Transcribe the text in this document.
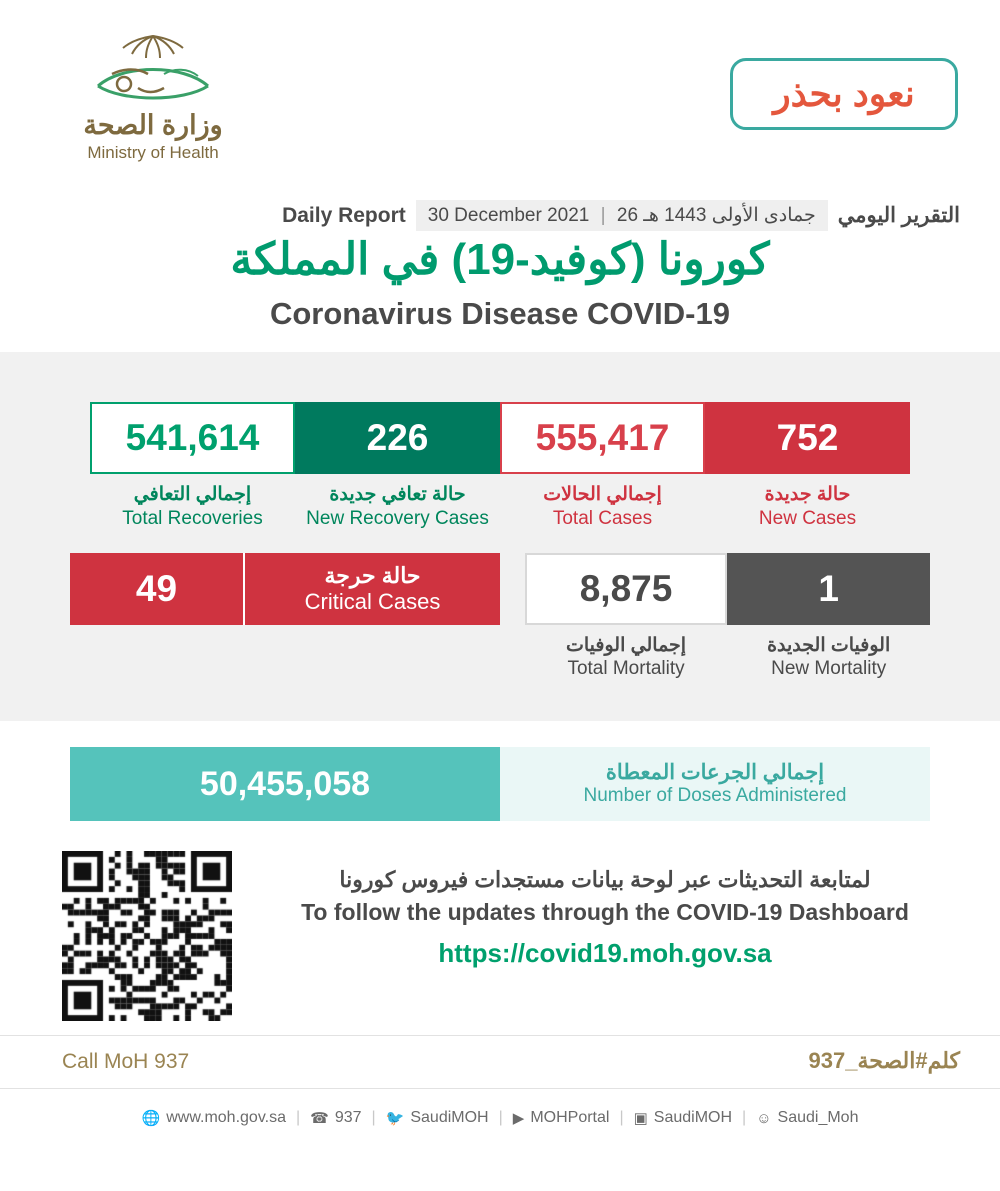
وزارة الصحة
Ministry of Health
نعود بحذر
Daily Report	30 December 2021 | 26 جمادى الأولى 1443 هـ	التقرير اليومي
كورونا (كوفيد-19) في المملكة
Coronavirus Disease COVID-19
541,614
إجمالي التعافي
Total Recoveries
226
حالة تعافي جديدة
New Recovery Cases
555,417
إجمالي الحالات
Total Cases
752
حالة جديدة
New Cases
49	حالة حرجة
Critical Cases	8,875
إجمالي الوفيات
Total Mortality
1
الوفيات الجديدة
New Mortality
50,455,058	إجمالي الجرعات المعطاة
Number of Doses Administered
لمتابعة التحديثات عبر لوحة بيانات مستجدات فيروس كورونا
To follow the updates through the COVID-19 Dashboard
https://covid19.moh.gov.sa
Call MoH 937	كلم#الصحة_937
🌐 www.moh.gov.sa | ☎ 937 | 🐦 SaudiMOH | ▶ MOHPortal | ▣ SaudiMOH | ☺ Saudi_Moh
--
• Assignment
Your task is to copy each line of the material that contains the word "حالة".

• Response to this exercise
حالة تعافي جديدة
حالة جديدة
49	حالة حرجة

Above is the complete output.